■ TASK DETAILS
Copy, from the entries below, each line in which the string "Dateien" appears.

Dataset items:
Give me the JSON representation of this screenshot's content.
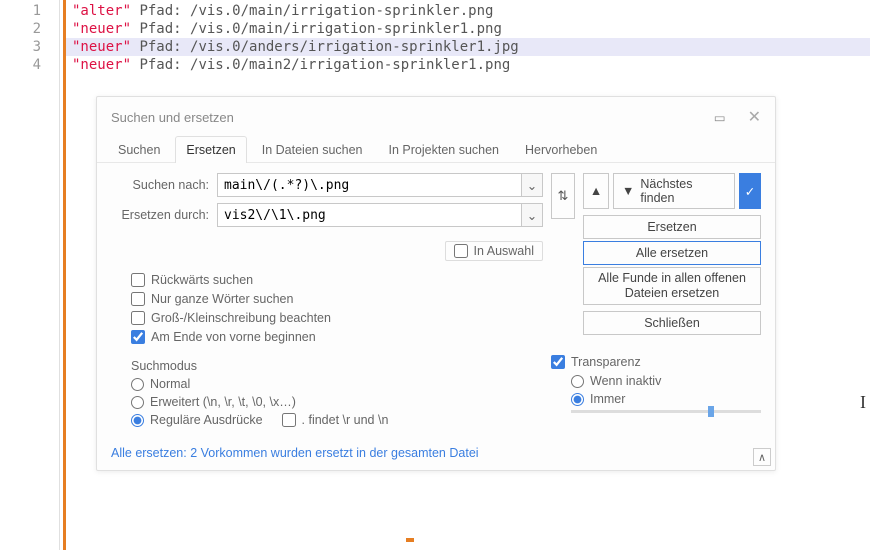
{
  "lines": [
    {
      "n": 1,
      "quoted": "\"alter\"",
      "rest": " Pfad: /vis.0/main/irrigation-sprinkler.png",
      "hl": false
    },
    {
      "n": 2,
      "quoted": "\"neuer\"",
      "rest": " Pfad: /vis.0/main/irrigation-sprinkler1.png",
      "hl": false
    },
    {
      "n": 3,
      "quoted": "\"neuer\"",
      "rest": " Pfad: /vis.0/anders/irrigation-sprinkler1.jpg",
      "hl": true
    },
    {
      "n": 4,
      "quoted": "\"neuer\"",
      "rest": " Pfad: /vis.0/main2/irrigation-sprinkler1.png",
      "hl": false
    }
  ],
  "dialog": {
    "title": "Suchen und ersetzen",
    "tabs": [
      "Suchen",
      "Ersetzen",
      "In Dateien suchen",
      "In Projekten suchen",
      "Hervorheben"
    ],
    "activeTab": 1,
    "search_label": "Suchen nach:",
    "search_value": "main\\/(.*?)\\.png",
    "replace_label": "Ersetzen durch:",
    "replace_value": "vis2\\/\\1\\.png",
    "swap_glyph": "⇅",
    "prev_glyph": "▲",
    "next_glyph": "▼",
    "next_label": "Nächstes finden",
    "check_glyph": "✓",
    "replace_btn": "Ersetzen",
    "in_sel": "In Auswahl",
    "replace_all_btn": "Alle ersetzen",
    "checks": {
      "backwards": "Rückwärts suchen",
      "wholewords": "Nur ganze Wörter suchen",
      "casesens": "Groß-/Kleinschreibung beachten",
      "wrap": "Am Ende von vorne beginnen"
    },
    "all_files_btn": "Alle Funde in allen offenen Dateien ersetzen",
    "close_btn": "Schließen",
    "mode_title": "Suchmodus",
    "modes": {
      "normal": "Normal",
      "extended": "Erweitert (\\n, \\r, \\t, \\0, \\x…)",
      "regex": "Reguläre Ausdrücke",
      "dot_nl": ". findet \\r und \\n"
    },
    "transparency": "Transparenz",
    "trans_inactive": "Wenn inaktiv",
    "trans_always": "Immer",
    "status": "Alle ersetzen: 2 Vorkommen wurden ersetzt in der gesamten Datei",
    "caret_glyph": "∧"
  }
}
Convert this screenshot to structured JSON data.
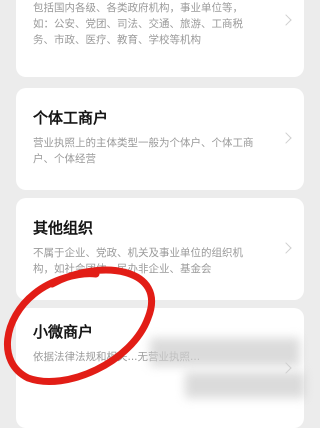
{
  "options": [
    {
      "title": "",
      "description": "包括国内各级、各类政府机构，事业单位等，如：公安、党团、司法、交通、旅游、工商税务、市政、医疗、教育、学校等机构"
    },
    {
      "title": "个体工商户",
      "description": "营业执照上的主体类型一般为个体户、个体工商户、个体经营"
    },
    {
      "title": "其他组织",
      "description": "不属于企业、党政、机关及事业单位的组织机构，如社会团体、民办非企业、基金会"
    },
    {
      "title": "小微商户",
      "description": "依据法律法规和相关...无营业执照..."
    }
  ],
  "annotation": {
    "color": "#e21d16"
  },
  "icons": {
    "chevron": "chevron-right-icon"
  }
}
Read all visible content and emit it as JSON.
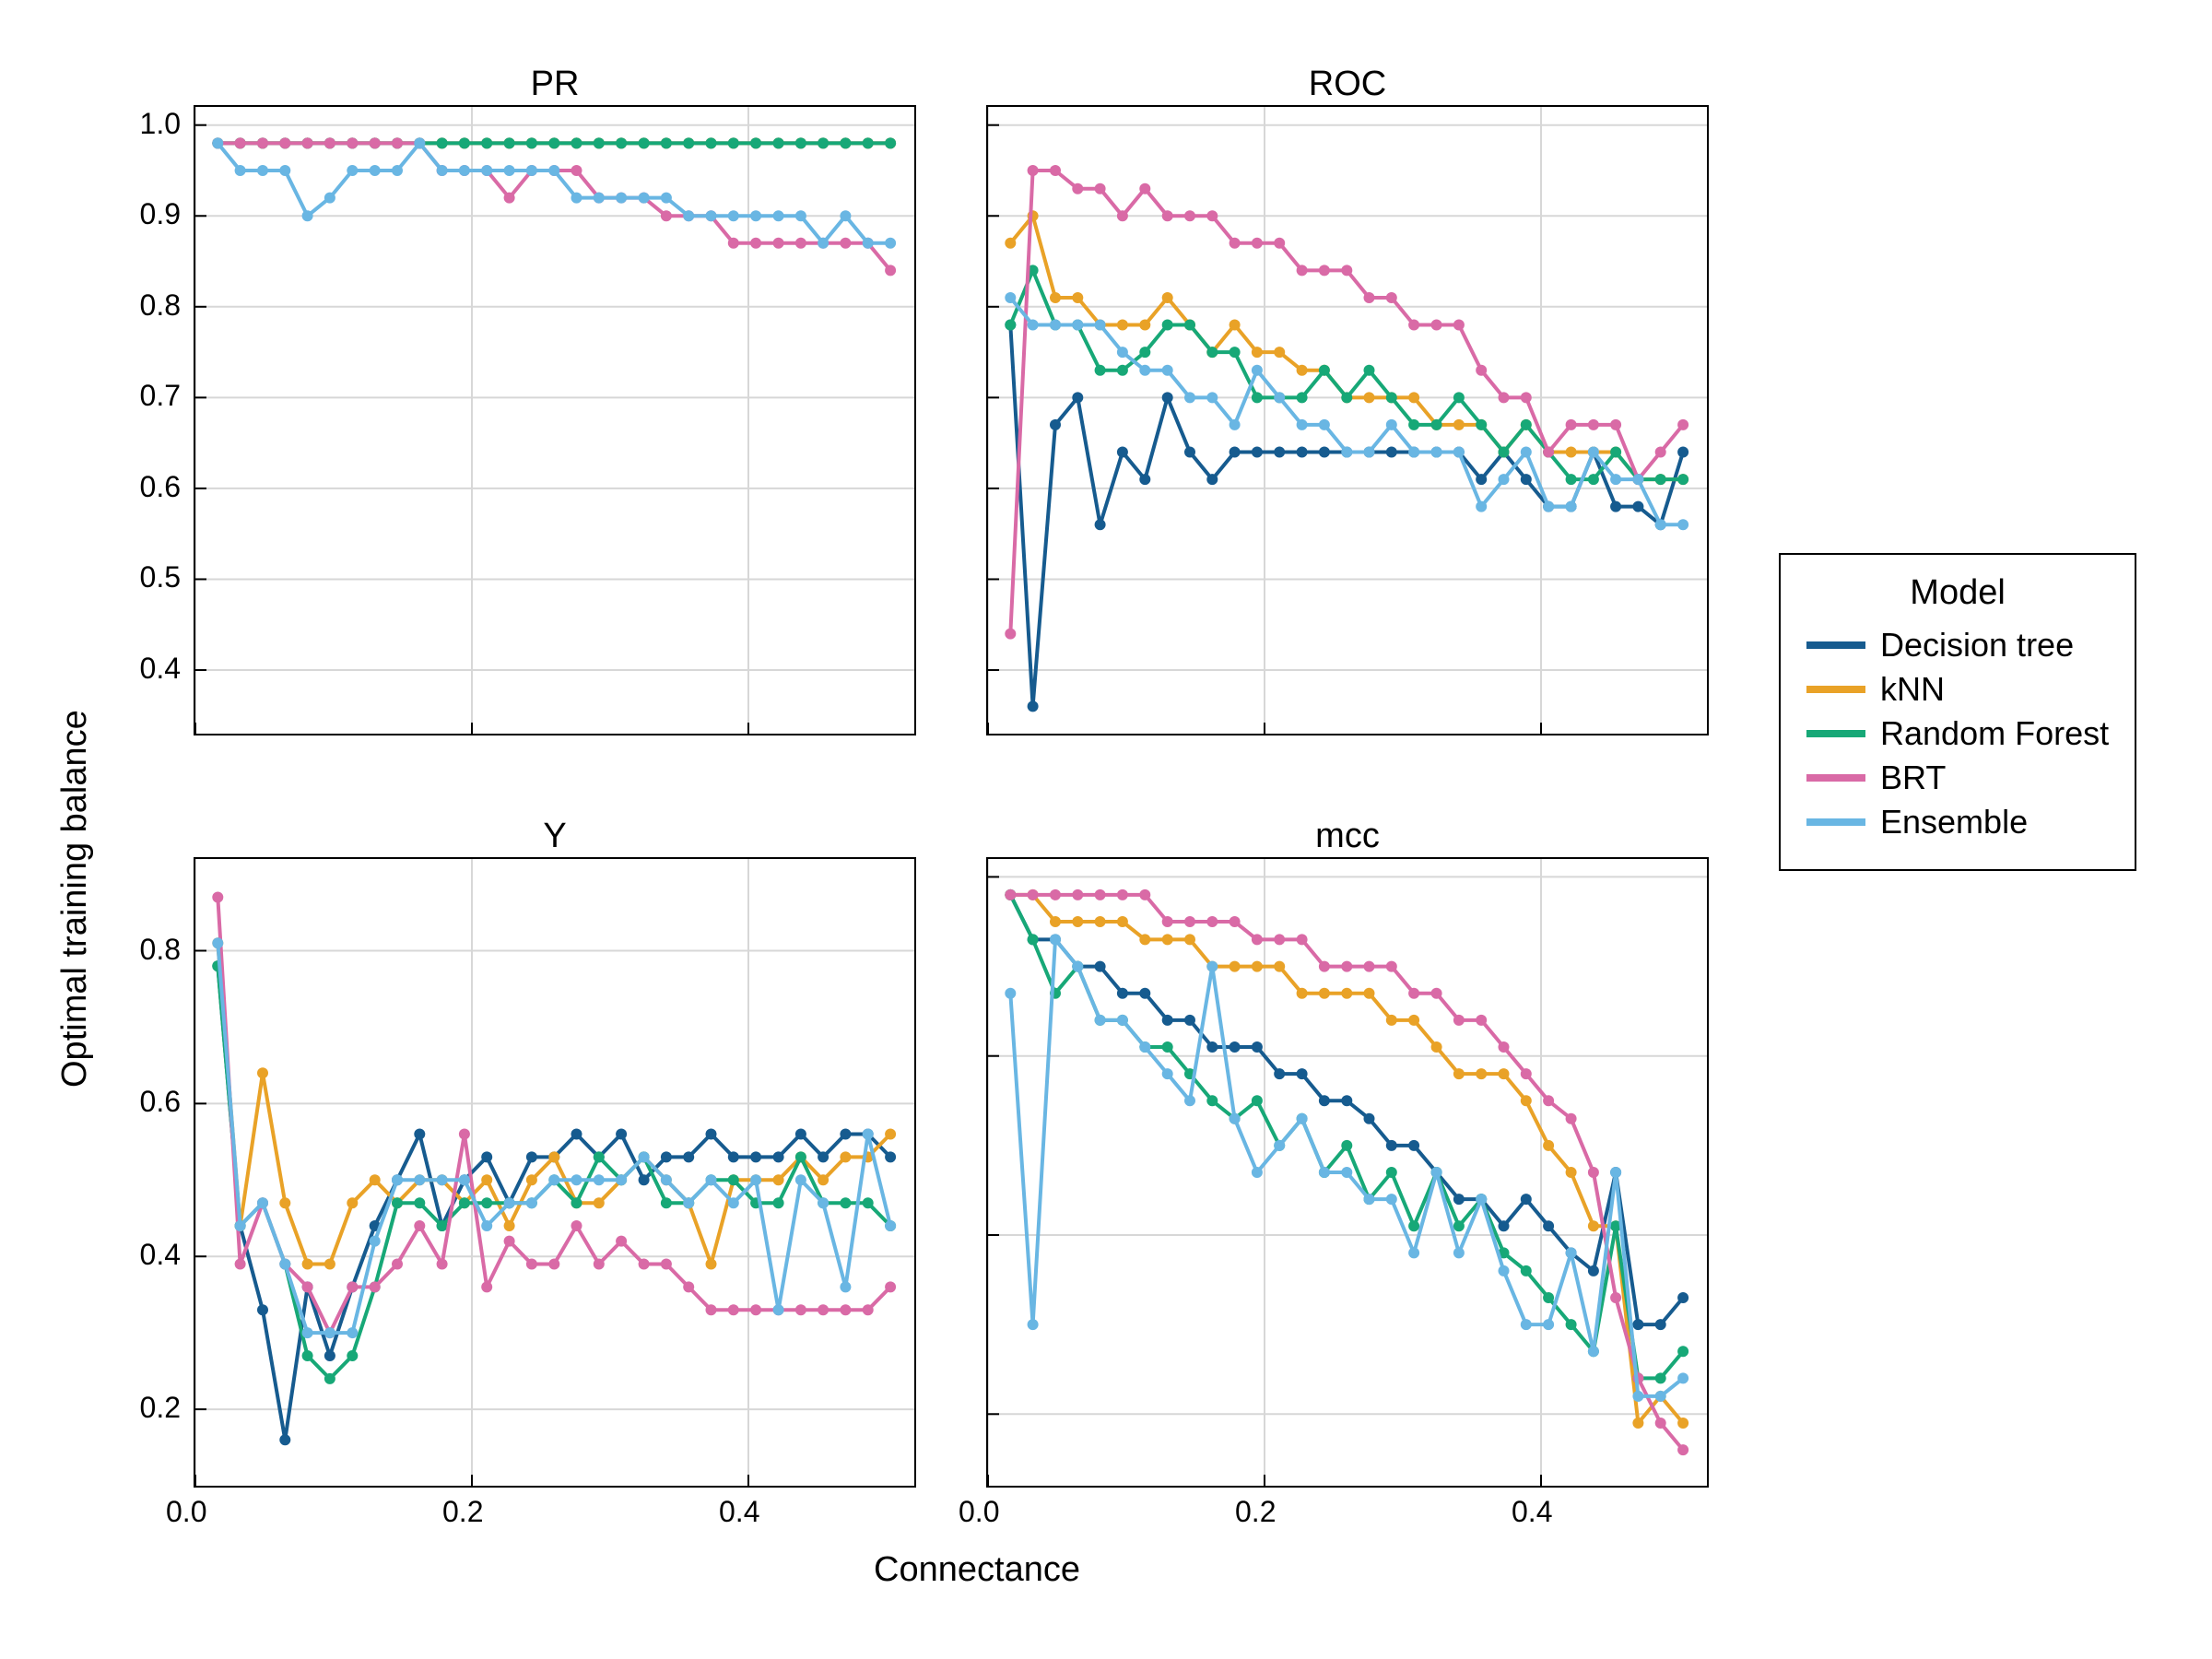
{
  "xlabel": "Connectance",
  "ylabel": "Optimal training balance",
  "x_values": [
    0.0162,
    0.0324,
    0.0487,
    0.0649,
    0.0811,
    0.0973,
    0.1135,
    0.1298,
    0.146,
    0.1622,
    0.1784,
    0.1946,
    0.2108,
    0.2271,
    0.2433,
    0.2595,
    0.2757,
    0.2919,
    0.3081,
    0.3244,
    0.3406,
    0.3568,
    0.373,
    0.3892,
    0.4054,
    0.4217,
    0.4379,
    0.4541,
    0.4703,
    0.4865,
    0.5027
  ],
  "x_ticks": [
    0.0,
    0.2,
    0.4
  ],
  "legend": {
    "title": "Model",
    "entries": [
      {
        "name": "Decision tree",
        "color": "#165b8f"
      },
      {
        "name": "kNN",
        "color": "#e9a227"
      },
      {
        "name": "Random Forest",
        "color": "#17a877"
      },
      {
        "name": "BRT",
        "color": "#d96aa6"
      },
      {
        "name": "Ensemble",
        "color": "#69b6e3"
      }
    ]
  },
  "chart_data": [
    {
      "title": "PR",
      "type": "line",
      "xlabel": "Connectance",
      "ylabel": "Optimal training balance",
      "ylim": [
        0.33,
        1.02
      ],
      "xlim": [
        0.0,
        0.52
      ],
      "yticks": [
        0.4,
        0.5,
        0.6,
        0.7,
        0.8,
        0.9,
        1.0
      ],
      "xticks": [
        0.0,
        0.2,
        0.4
      ],
      "series": [
        {
          "name": "Decision tree",
          "color": "#165b8f",
          "values": [
            0.98,
            0.98,
            0.98,
            0.98,
            0.98,
            0.98,
            0.98,
            0.98,
            0.98,
            0.98,
            0.98,
            0.98,
            0.98,
            0.98,
            0.98,
            0.98,
            0.98,
            0.98,
            0.98,
            0.98,
            0.98,
            0.98,
            0.98,
            0.98,
            0.98,
            0.98,
            0.98,
            0.98,
            0.98,
            0.98,
            0.98
          ]
        },
        {
          "name": "kNN",
          "color": "#e9a227",
          "values": [
            0.98,
            0.98,
            0.98,
            0.98,
            0.98,
            0.98,
            0.98,
            0.98,
            0.98,
            0.98,
            0.98,
            0.98,
            0.98,
            0.98,
            0.98,
            0.98,
            0.98,
            0.98,
            0.98,
            0.98,
            0.98,
            0.98,
            0.98,
            0.98,
            0.98,
            0.98,
            0.98,
            0.98,
            0.98,
            0.98,
            0.98
          ]
        },
        {
          "name": "Random Forest",
          "color": "#17a877",
          "values": [
            0.98,
            0.98,
            0.98,
            0.98,
            0.98,
            0.98,
            0.98,
            0.98,
            0.98,
            0.98,
            0.98,
            0.98,
            0.98,
            0.98,
            0.98,
            0.98,
            0.98,
            0.98,
            0.98,
            0.98,
            0.98,
            0.98,
            0.98,
            0.98,
            0.98,
            0.98,
            0.98,
            0.98,
            0.98,
            0.98,
            0.98
          ]
        },
        {
          "name": "BRT",
          "color": "#d96aa6",
          "values": [
            0.98,
            0.98,
            0.98,
            0.98,
            0.98,
            0.98,
            0.98,
            0.98,
            0.98,
            0.98,
            0.95,
            0.95,
            0.95,
            0.92,
            0.95,
            0.95,
            0.95,
            0.92,
            0.92,
            0.92,
            0.9,
            0.9,
            0.9,
            0.87,
            0.87,
            0.87,
            0.87,
            0.87,
            0.87,
            0.87,
            0.84
          ]
        },
        {
          "name": "Ensemble",
          "color": "#69b6e3",
          "values": [
            0.98,
            0.95,
            0.95,
            0.95,
            0.9,
            0.92,
            0.95,
            0.95,
            0.95,
            0.98,
            0.95,
            0.95,
            0.95,
            0.95,
            0.95,
            0.95,
            0.92,
            0.92,
            0.92,
            0.92,
            0.92,
            0.9,
            0.9,
            0.9,
            0.9,
            0.9,
            0.9,
            0.87,
            0.9,
            0.87,
            0.87
          ]
        }
      ]
    },
    {
      "title": "ROC",
      "type": "line",
      "xlabel": "Connectance",
      "ylabel": "Optimal training balance",
      "ylim": [
        0.33,
        1.02
      ],
      "xlim": [
        0.0,
        0.52
      ],
      "yticks": [
        0.4,
        0.5,
        0.6,
        0.7,
        0.8,
        0.9,
        1.0
      ],
      "xticks": [
        0.0,
        0.2,
        0.4
      ],
      "series": [
        {
          "name": "Decision tree",
          "color": "#165b8f",
          "values": [
            0.78,
            0.36,
            0.67,
            0.7,
            0.56,
            0.64,
            0.61,
            0.7,
            0.64,
            0.61,
            0.64,
            0.64,
            0.64,
            0.64,
            0.64,
            0.64,
            0.64,
            0.64,
            0.64,
            0.64,
            0.64,
            0.61,
            0.64,
            0.61,
            0.58,
            0.58,
            0.64,
            0.58,
            0.58,
            0.56,
            0.64
          ]
        },
        {
          "name": "kNN",
          "color": "#e9a227",
          "values": [
            0.87,
            0.9,
            0.81,
            0.81,
            0.78,
            0.78,
            0.78,
            0.81,
            0.78,
            0.75,
            0.78,
            0.75,
            0.75,
            0.73,
            0.73,
            0.7,
            0.7,
            0.7,
            0.7,
            0.67,
            0.67,
            0.67,
            0.64,
            0.67,
            0.64,
            0.64,
            0.64,
            0.64,
            0.61,
            0.61,
            0.61
          ]
        },
        {
          "name": "Random Forest",
          "color": "#17a877",
          "values": [
            0.78,
            0.84,
            0.78,
            0.78,
            0.73,
            0.73,
            0.75,
            0.78,
            0.78,
            0.75,
            0.75,
            0.7,
            0.7,
            0.7,
            0.73,
            0.7,
            0.73,
            0.7,
            0.67,
            0.67,
            0.7,
            0.67,
            0.64,
            0.67,
            0.64,
            0.61,
            0.61,
            0.64,
            0.61,
            0.61,
            0.61
          ]
        },
        {
          "name": "BRT",
          "color": "#d96aa6",
          "values": [
            0.44,
            0.95,
            0.95,
            0.93,
            0.93,
            0.9,
            0.93,
            0.9,
            0.9,
            0.9,
            0.87,
            0.87,
            0.87,
            0.84,
            0.84,
            0.84,
            0.81,
            0.81,
            0.78,
            0.78,
            0.78,
            0.73,
            0.7,
            0.7,
            0.64,
            0.67,
            0.67,
            0.67,
            0.61,
            0.64,
            0.67
          ]
        },
        {
          "name": "Ensemble",
          "color": "#69b6e3",
          "values": [
            0.81,
            0.78,
            0.78,
            0.78,
            0.78,
            0.75,
            0.73,
            0.73,
            0.7,
            0.7,
            0.67,
            0.73,
            0.7,
            0.67,
            0.67,
            0.64,
            0.64,
            0.67,
            0.64,
            0.64,
            0.64,
            0.58,
            0.61,
            0.64,
            0.58,
            0.58,
            0.64,
            0.61,
            0.61,
            0.56,
            0.56
          ]
        }
      ]
    },
    {
      "title": "Y",
      "type": "line",
      "xlabel": "Connectance",
      "ylabel": "Optimal training balance",
      "ylim": [
        0.1,
        0.92
      ],
      "xlim": [
        0.0,
        0.52
      ],
      "yticks": [
        0.2,
        0.4,
        0.6,
        0.8
      ],
      "xticks": [
        0.0,
        0.2,
        0.4
      ],
      "series": [
        {
          "name": "Decision tree",
          "color": "#165b8f",
          "values": [
            0.78,
            0.44,
            0.33,
            0.16,
            0.36,
            0.27,
            0.36,
            0.44,
            0.5,
            0.56,
            0.44,
            0.5,
            0.53,
            0.47,
            0.53,
            0.53,
            0.56,
            0.53,
            0.56,
            0.5,
            0.53,
            0.53,
            0.56,
            0.53,
            0.53,
            0.53,
            0.56,
            0.53,
            0.56,
            0.56,
            0.53
          ]
        },
        {
          "name": "kNN",
          "color": "#e9a227",
          "values": [
            0.81,
            0.44,
            0.64,
            0.47,
            0.39,
            0.39,
            0.47,
            0.5,
            0.47,
            0.5,
            0.5,
            0.47,
            0.5,
            0.44,
            0.5,
            0.53,
            0.47,
            0.47,
            0.5,
            0.53,
            0.5,
            0.47,
            0.39,
            0.5,
            0.5,
            0.5,
            0.53,
            0.5,
            0.53,
            0.53,
            0.56
          ]
        },
        {
          "name": "Random Forest",
          "color": "#17a877",
          "values": [
            0.78,
            0.44,
            0.47,
            0.39,
            0.27,
            0.24,
            0.27,
            0.36,
            0.47,
            0.47,
            0.44,
            0.47,
            0.47,
            0.47,
            0.47,
            0.5,
            0.47,
            0.53,
            0.5,
            0.53,
            0.47,
            0.47,
            0.5,
            0.5,
            0.47,
            0.47,
            0.53,
            0.47,
            0.47,
            0.47,
            0.44
          ]
        },
        {
          "name": "BRT",
          "color": "#d96aa6",
          "values": [
            0.87,
            0.39,
            0.47,
            0.39,
            0.36,
            0.3,
            0.36,
            0.36,
            0.39,
            0.44,
            0.39,
            0.56,
            0.36,
            0.42,
            0.39,
            0.39,
            0.44,
            0.39,
            0.42,
            0.39,
            0.39,
            0.36,
            0.33,
            0.33,
            0.33,
            0.33,
            0.33,
            0.33,
            0.33,
            0.33,
            0.36
          ]
        },
        {
          "name": "Ensemble",
          "color": "#69b6e3",
          "values": [
            0.81,
            0.44,
            0.47,
            0.39,
            0.3,
            0.3,
            0.3,
            0.42,
            0.5,
            0.5,
            0.5,
            0.5,
            0.44,
            0.47,
            0.47,
            0.5,
            0.5,
            0.5,
            0.5,
            0.53,
            0.5,
            0.47,
            0.5,
            0.47,
            0.5,
            0.33,
            0.5,
            0.47,
            0.36,
            0.56,
            0.44
          ]
        }
      ]
    },
    {
      "title": "mcc",
      "type": "line",
      "xlabel": "Connectance",
      "ylabel": "Optimal training balance",
      "ylim": [
        0.32,
        1.02
      ],
      "xlim": [
        0.0,
        0.52
      ],
      "yticks": [
        0.4,
        0.6,
        0.8,
        1.0
      ],
      "xticks": [
        0.0,
        0.2,
        0.4
      ],
      "series": [
        {
          "name": "Decision tree",
          "color": "#165b8f",
          "values": [
            0.98,
            0.93,
            0.93,
            0.9,
            0.9,
            0.87,
            0.87,
            0.84,
            0.84,
            0.81,
            0.81,
            0.81,
            0.78,
            0.78,
            0.75,
            0.75,
            0.73,
            0.7,
            0.7,
            0.67,
            0.64,
            0.64,
            0.61,
            0.64,
            0.61,
            0.58,
            0.56,
            0.67,
            0.5,
            0.5,
            0.53
          ]
        },
        {
          "name": "kNN",
          "color": "#e9a227",
          "values": [
            0.98,
            0.98,
            0.95,
            0.95,
            0.95,
            0.95,
            0.93,
            0.93,
            0.93,
            0.9,
            0.9,
            0.9,
            0.9,
            0.87,
            0.87,
            0.87,
            0.87,
            0.84,
            0.84,
            0.81,
            0.78,
            0.78,
            0.78,
            0.75,
            0.7,
            0.67,
            0.61,
            0.61,
            0.39,
            0.42,
            0.39
          ]
        },
        {
          "name": "Random Forest",
          "color": "#17a877",
          "values": [
            0.98,
            0.93,
            0.87,
            0.9,
            0.84,
            0.84,
            0.81,
            0.81,
            0.78,
            0.75,
            0.73,
            0.75,
            0.7,
            0.73,
            0.67,
            0.7,
            0.64,
            0.67,
            0.61,
            0.67,
            0.61,
            0.64,
            0.58,
            0.56,
            0.53,
            0.5,
            0.47,
            0.61,
            0.44,
            0.44,
            0.47
          ]
        },
        {
          "name": "BRT",
          "color": "#d96aa6",
          "values": [
            0.98,
            0.98,
            0.98,
            0.98,
            0.98,
            0.98,
            0.98,
            0.95,
            0.95,
            0.95,
            0.95,
            0.93,
            0.93,
            0.93,
            0.9,
            0.9,
            0.9,
            0.9,
            0.87,
            0.87,
            0.84,
            0.84,
            0.81,
            0.78,
            0.75,
            0.73,
            0.67,
            0.53,
            0.44,
            0.39,
            0.36
          ]
        },
        {
          "name": "Ensemble",
          "color": "#69b6e3",
          "values": [
            0.87,
            0.5,
            0.93,
            0.9,
            0.84,
            0.84,
            0.81,
            0.78,
            0.75,
            0.9,
            0.73,
            0.67,
            0.7,
            0.73,
            0.67,
            0.67,
            0.64,
            0.64,
            0.58,
            0.67,
            0.58,
            0.64,
            0.56,
            0.5,
            0.5,
            0.58,
            0.47,
            0.67,
            0.42,
            0.42,
            0.44
          ]
        }
      ]
    }
  ]
}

■ COMPLETE RESPONSE
      "In Dateien suchen",
    "all_files_btn": "Alle Funde in allen offenen Dateien ersetzen",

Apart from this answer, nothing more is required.